_Text block_
/---


    I sense the worst is yet to come, but this too will pass in time.

    How soon we forget that existing flu strains kill almost 700,000 of us per annum, and that figure is only that which gets reported. Not to mention all of the other diseases that take their toll year over year.

    One of my hobbies is genealogy and the demographic history. I’m currently focused on the development of society in SW England early to mid 13th century (I do get out occasionally… LOL) Of course this is just before the arrival of the pestilence on English shores as it was called in that time. Commonly called the Black Death in later times. Well traveled individuals were familiar with this scourge on the continent, so were preparing for the inevitability of it’s arrival, which occurred in the summer of 1348. Although there was no systematic knowledge of how to deal with same. The population of England by most estimates was approaching 4 million people at the time. After the ‘first wave’ estimates have the surviving population in the range of 2.4-2.7 million by December of the following year

    Jumping ahead,…a little over 100 years ago the ‘Spanish Flu’ may have killed upwards of 50 million. The total world population at the time was 1.8 trillion

    We’re still here,…7.6 Billion strong. So far COVID-19 has killed under 3,000 people. The odds are still looking pretty good for survival.

    1. It’s not going to be the end of the world. And if we don’t panic, we can get through it sanely. It will be hard on the economy, people with health problems, and the elderly.

  2. Well, my one-time governor “Mr. Pray the Disease away” Pence, caused an HIV epidemic in my state and is now in charge of the US response (and is currently fundraising in Florida instead of, you know, coordinating)…. so, yeah, I don’t expect a wonderful response.

  3. Translation?
    “Stock up now on….fill in the blanks” meaning grocery store shelves will remain empty, people fighting over this and that and….
    I.E., if “surviving” this depends…to any degree at all…with “people” “being nice” and “cooperating” and all the rest?
    Sorry. It won’t happen…
    Unless I am to believe that somehow, and for reasons no one will be able to explain to me, the same species, Homo sapiens, that find so much pleasure in “hating,” in “blaming” anyone and everyone else who is “different” from themselves for all the current “problems” in life, all that “injustice” and “unfairness”–you know, the stuff of the daily “news”–that now (!), under “these circumstances,” because this can affect “everyone,” well, “that’s different” and we will all just set aside those now petty differences and pull together because, well, it’s the “right” thing to do and we are, don’t you know, “all the same” and….

\---

_Available data_
/---

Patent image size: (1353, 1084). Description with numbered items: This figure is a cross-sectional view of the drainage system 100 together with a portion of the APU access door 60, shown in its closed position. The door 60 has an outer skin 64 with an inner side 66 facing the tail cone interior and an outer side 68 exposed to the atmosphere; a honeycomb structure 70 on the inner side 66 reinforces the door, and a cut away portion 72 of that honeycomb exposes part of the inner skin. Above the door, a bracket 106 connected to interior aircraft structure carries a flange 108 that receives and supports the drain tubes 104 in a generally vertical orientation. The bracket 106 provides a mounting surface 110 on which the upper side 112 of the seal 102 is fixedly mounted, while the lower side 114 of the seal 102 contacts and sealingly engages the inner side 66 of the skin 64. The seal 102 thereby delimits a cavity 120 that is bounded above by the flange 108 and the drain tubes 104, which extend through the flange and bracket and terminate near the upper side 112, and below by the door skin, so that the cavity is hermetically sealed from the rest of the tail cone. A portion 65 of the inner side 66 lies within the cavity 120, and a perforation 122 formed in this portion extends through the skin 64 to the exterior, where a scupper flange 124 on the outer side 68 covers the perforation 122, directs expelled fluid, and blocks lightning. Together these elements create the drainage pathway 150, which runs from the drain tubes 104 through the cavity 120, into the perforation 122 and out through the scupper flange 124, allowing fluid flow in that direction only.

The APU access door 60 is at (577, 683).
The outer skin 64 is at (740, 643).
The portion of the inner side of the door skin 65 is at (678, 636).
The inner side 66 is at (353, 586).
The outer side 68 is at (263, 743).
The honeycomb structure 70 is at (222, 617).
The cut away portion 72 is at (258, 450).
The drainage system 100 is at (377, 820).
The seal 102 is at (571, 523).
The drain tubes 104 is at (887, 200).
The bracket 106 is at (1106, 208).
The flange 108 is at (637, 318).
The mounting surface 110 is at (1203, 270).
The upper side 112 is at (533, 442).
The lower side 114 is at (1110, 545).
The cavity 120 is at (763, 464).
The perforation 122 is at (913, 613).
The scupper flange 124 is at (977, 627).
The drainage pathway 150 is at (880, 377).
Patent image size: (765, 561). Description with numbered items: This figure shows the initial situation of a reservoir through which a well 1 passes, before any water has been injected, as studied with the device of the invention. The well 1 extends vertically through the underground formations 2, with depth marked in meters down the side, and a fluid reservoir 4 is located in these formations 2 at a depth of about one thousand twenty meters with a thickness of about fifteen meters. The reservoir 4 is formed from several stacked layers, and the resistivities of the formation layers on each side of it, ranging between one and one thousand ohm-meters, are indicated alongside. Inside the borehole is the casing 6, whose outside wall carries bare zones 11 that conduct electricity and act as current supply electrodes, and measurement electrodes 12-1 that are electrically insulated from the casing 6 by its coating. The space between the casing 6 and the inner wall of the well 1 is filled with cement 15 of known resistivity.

\---

_What to work on_
1. Summarize the pandemic comments in three sentences.
2. Continue the pandemic comments from the point where they stop.

_Answers to the tasks_
1. One commenter notes that existing flu strains kill almost 700,000 people a year. The same commenter recalls that the Black Death reached England in the summer of 1348 and that the Spanish Flu may have killed upwards of 50 million, and judges that the odds of surviving COVID-19 still look pretty good. Others expect it will be hard on the economy, people with health problems, and the elderly, doubt a wonderful US response with Pence in charge, and predict empty grocery shelves rather than people setting aside their differences to pull together.

2.
    At this point in this discussion, put me on the side of those who tend to think, “Oh, a few million less humans on this planet? How can that be a bad thing?”
    After all, it’s “too many” people causing things like “global warming,” right? “Too many” people are the reason we have “world hunger,” right?
    So maybe it is a “new” disease. Hell, maybe it was developed in some secret Chinese lab. Hell, again, maybe it’s a “sign,” part of the Apocalypse. I don’t know…and I no longer care. Either explanation/reason is the same story playing out the same way…and it is never with people “getting along” and being “nice” to each other, not when all reduces to a “me and mine” v “them” reality.
    So the best-case scenario seems to favor that “Oh, it is just a ‘new’ such virus and ‘they’ are working on a new vaccine…” and that story ends the same: A new drug to be given to help people avoid getting it in the future but at the end of the day, at least the drugs companies will make more money and the doctors will make more money and the politicians and the electorate will have yet more things to argue about because well, gee, those vacinations should be free and….
    Welcome to planet earth:
    “…and in sports today….and the weather next week is not looking good if you’re planning on travelling…..”

    1. We have plenty of time to prepare. If everyone buys a little extra each week when they shop it should be no problem to stock up. It still might not happen. And with careful social planning, we could minimize the impact. I’m not going to freak out yet.